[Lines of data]
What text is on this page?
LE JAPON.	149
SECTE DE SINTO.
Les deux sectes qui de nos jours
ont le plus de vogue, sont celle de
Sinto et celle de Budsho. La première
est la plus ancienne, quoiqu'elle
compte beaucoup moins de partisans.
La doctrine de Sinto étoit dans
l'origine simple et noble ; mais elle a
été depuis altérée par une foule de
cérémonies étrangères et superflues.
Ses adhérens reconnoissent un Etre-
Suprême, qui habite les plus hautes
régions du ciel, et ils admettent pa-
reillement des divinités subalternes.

**Job**: Copy every record exactly, with nothing added or dropped.

**Response to the task**:
What text is on this page?
LE JAPON.	149
SECTE DE SINTO.
Les deux sectes qui de nos jours
ont le plus de vogue, sont celle de
Sinto et celle de Budsho. La première
est la plus ancienne, quoiqu'elle
compte beaucoup moins de partisans.
La doctrine de Sinto étoit dans
l'origine simple et noble ; mais elle a
été depuis altérée par une foule de
cérémonies étrangères et superflues.
Ses adhérens reconnoissent un Etre-
Suprême, qui habite les plus hautes
régions du ciel, et ils admettent pa-
reillement des divinités subalternes.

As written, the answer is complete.